Read the data and repeat it in full, exactly.

## INPUT DATA
-- Start --
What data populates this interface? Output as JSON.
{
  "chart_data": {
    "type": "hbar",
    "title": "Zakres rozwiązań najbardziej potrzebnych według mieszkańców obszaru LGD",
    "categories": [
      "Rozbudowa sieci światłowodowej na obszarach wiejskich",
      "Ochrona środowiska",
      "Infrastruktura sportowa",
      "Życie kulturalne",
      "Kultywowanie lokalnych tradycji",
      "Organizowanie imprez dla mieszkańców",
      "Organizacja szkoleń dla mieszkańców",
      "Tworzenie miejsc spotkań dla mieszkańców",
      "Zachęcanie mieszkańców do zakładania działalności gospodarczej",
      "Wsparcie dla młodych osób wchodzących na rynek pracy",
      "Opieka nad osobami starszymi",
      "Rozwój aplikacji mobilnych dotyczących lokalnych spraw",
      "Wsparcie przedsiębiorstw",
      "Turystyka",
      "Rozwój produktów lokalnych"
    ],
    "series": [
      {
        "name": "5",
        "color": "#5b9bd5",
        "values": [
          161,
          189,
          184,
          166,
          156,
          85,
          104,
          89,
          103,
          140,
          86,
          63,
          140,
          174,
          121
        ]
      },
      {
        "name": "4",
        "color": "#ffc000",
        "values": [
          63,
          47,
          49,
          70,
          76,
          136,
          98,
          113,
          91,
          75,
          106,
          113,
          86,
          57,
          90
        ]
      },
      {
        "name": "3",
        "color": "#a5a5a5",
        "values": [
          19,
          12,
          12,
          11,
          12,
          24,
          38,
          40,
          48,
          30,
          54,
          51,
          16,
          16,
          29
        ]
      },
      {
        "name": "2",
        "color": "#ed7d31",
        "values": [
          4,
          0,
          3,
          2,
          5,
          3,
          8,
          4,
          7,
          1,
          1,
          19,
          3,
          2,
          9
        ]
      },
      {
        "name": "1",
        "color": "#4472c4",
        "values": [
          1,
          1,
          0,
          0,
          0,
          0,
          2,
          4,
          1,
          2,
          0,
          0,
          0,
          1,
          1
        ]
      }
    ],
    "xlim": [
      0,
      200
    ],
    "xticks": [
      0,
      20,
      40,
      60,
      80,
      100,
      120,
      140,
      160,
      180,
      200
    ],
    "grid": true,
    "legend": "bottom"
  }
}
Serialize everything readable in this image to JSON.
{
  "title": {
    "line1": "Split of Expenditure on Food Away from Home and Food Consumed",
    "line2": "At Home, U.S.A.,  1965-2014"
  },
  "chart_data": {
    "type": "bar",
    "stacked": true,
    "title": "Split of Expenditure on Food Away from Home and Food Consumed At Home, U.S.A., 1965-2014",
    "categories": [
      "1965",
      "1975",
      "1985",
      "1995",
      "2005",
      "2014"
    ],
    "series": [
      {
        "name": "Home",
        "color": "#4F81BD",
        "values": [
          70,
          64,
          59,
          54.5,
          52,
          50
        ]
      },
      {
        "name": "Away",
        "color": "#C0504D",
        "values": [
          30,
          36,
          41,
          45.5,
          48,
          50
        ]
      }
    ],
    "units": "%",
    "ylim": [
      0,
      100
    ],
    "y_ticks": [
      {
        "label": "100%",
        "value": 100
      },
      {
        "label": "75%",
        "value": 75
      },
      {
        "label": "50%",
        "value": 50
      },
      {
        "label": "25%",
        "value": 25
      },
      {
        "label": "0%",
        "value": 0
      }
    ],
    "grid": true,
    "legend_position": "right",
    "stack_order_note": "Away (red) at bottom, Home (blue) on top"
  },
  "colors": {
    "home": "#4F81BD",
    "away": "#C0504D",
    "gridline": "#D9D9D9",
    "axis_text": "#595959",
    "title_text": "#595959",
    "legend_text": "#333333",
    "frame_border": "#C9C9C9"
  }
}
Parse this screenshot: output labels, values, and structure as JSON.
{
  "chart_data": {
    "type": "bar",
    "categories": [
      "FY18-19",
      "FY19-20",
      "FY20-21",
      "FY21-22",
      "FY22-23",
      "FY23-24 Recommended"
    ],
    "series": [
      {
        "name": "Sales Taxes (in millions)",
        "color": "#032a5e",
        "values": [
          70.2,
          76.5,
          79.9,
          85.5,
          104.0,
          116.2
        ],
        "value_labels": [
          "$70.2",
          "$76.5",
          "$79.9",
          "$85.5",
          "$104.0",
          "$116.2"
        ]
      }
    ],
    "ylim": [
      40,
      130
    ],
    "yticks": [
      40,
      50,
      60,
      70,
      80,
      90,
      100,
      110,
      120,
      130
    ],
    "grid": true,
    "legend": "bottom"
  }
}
-- End --
## SOLUTION BELOW
What data populates this interface? Output as JSON.
{
  "chart_data": {
    "type": "hbar",
    "title": "Zakres rozwiązań najbardziej potrzebnych według mieszkańców obszaru LGD",
    "categories": [
      "Rozbudowa sieci światłowodowej na obszarach wiejskich",
      "Ochrona środowiska",
      "Infrastruktura sportowa",
      "Życie kulturalne",
      "Kultywowanie lokalnych tradycji",
      "Organizowanie imprez dla mieszkańców",
      "Organizacja szkoleń dla mieszkańców",
      "Tworzenie miejsc spotkań dla mieszkańców",
      "Zachęcanie mieszkańców do zakładania działalności gospodarczej",
      "Wsparcie dla młodych osób wchodzących na rynek pracy",
      "Opieka nad osobami starszymi",
      "Rozwój aplikacji mobilnych dotyczących lokalnych spraw",
      "Wsparcie przedsiębiorstw",
      "Turystyka",
      "Rozwój produktów lokalnych"
    ],
    "series": [
      {
        "name": "5",
        "color": "#5b9bd5",
        "values": [
          161,
          189,
          184,
          166,
          156,
          85,
          104,
          89,
          103,
          140,
          86,
          63,
          140,
          174,
          121
        ]
      },
      {
        "name": "4",
        "color": "#ffc000",
        "values": [
          63,
          47,
          49,
          70,
          76,
          136,
          98,
          113,
          91,
          75,
          106,
          113,
          86,
          57,
          90
        ]
      },
      {
        "name": "3",
        "color": "#a5a5a5",
        "values": [
          19,
          12,
          12,
          11,
          12,
          24,
          38,
          40,
          48,
          30,
          54,
          51,
          16,
          16,
          29
        ]
      },
      {
        "name": "2",
        "color": "#ed7d31",
        "values": [
          4,
          0,
          3,
          2,
          5,
          3,
          8,
          4,
          7,
          1,
          1,
          19,
          3,
          2,
          9
        ]
      },
      {
        "name": "1",
        "color": "#4472c4",
        "values": [
          1,
          1,
          0,
          0,
          0,
          0,
          2,
          4,
          1,
          2,
          0,
          0,
          0,
          1,
          1
        ]
      }
    ],
    "xlim": [
      0,
      200
    ],
    "xticks": [
      0,
      20,
      40,
      60,
      80,
      100,
      120,
      140,
      160,
      180,
      200
    ],
    "grid": true,
    "legend": "bottom"
  }
}
Serialize everything readable in this image to JSON.
{
  "title": {
    "line1": "Split of Expenditure on Food Away from Home and Food Consumed",
    "line2": "At Home, U.S.A.,  1965-2014"
  },
  "chart_data": {
    "type": "bar",
    "stacked": true,
    "title": "Split of Expenditure on Food Away from Home and Food Consumed At Home, U.S.A., 1965-2014",
    "categories": [
      "1965",
      "1975",
      "1985",
      "1995",
      "2005",
      "2014"
    ],
    "series": [
      {
        "name": "Home",
        "color": "#4F81BD",
        "values": [
          70,
          64,
          59,
          54.5,
          52,
          50
        ]
      },
      {
        "name": "Away",
        "color": "#C0504D",
        "values": [
          30,
          36,
          41,
          45.5,
          48,
          50
        ]
      }
    ],
    "units": "%",
    "ylim": [
      0,
      100
    ],
    "y_ticks": [
      {
        "label": "100%",
        "value": 100
      },
      {
        "label": "75%",
        "value": 75
      },
      {
        "label": "50%",
        "value": 50
      },
      {
        "label": "25%",
        "value": 25
      },
      {
        "label": "0%",
        "value": 0
      }
    ],
    "grid": true,
    "legend_position": "right",
    "stack_order_note": "Away (red) at bottom, Home (blue) on top"
  },
  "colors": {
    "home": "#4F81BD",
    "away": "#C0504D",
    "gridline": "#D9D9D9",
    "axis_text": "#595959",
    "title_text": "#595959",
    "legend_text": "#333333",
    "frame_border": "#C9C9C9"
  }
}
Parse this screenshot: output labels, values, and structure as JSON.
{
  "chart_data": {
    "type": "bar",
    "categories": [
      "FY18-19",
      "FY19-20",
      "FY20-21",
      "FY21-22",
      "FY22-23",
      "FY23-24 Recommended"
    ],
    "series": [
      {
        "name": "Sales Taxes (in millions)",
        "color": "#032a5e",
        "values": [
          70.2,
          76.5,
          79.9,
          85.5,
          104.0,
          116.2
        ],
        "value_labels": [
          "$70.2",
          "$76.5",
          "$79.9",
          "$85.5",
          "$104.0",
          "$116.2"
        ]
      }
    ],
    "ylim": [
      40,
      130
    ],
    "yticks": [
      40,
      50,
      60,
      70,
      80,
      90,
      100,
      110,
      120,
      130
    ],
    "grid": true,
    "legend": "bottom"
  }
}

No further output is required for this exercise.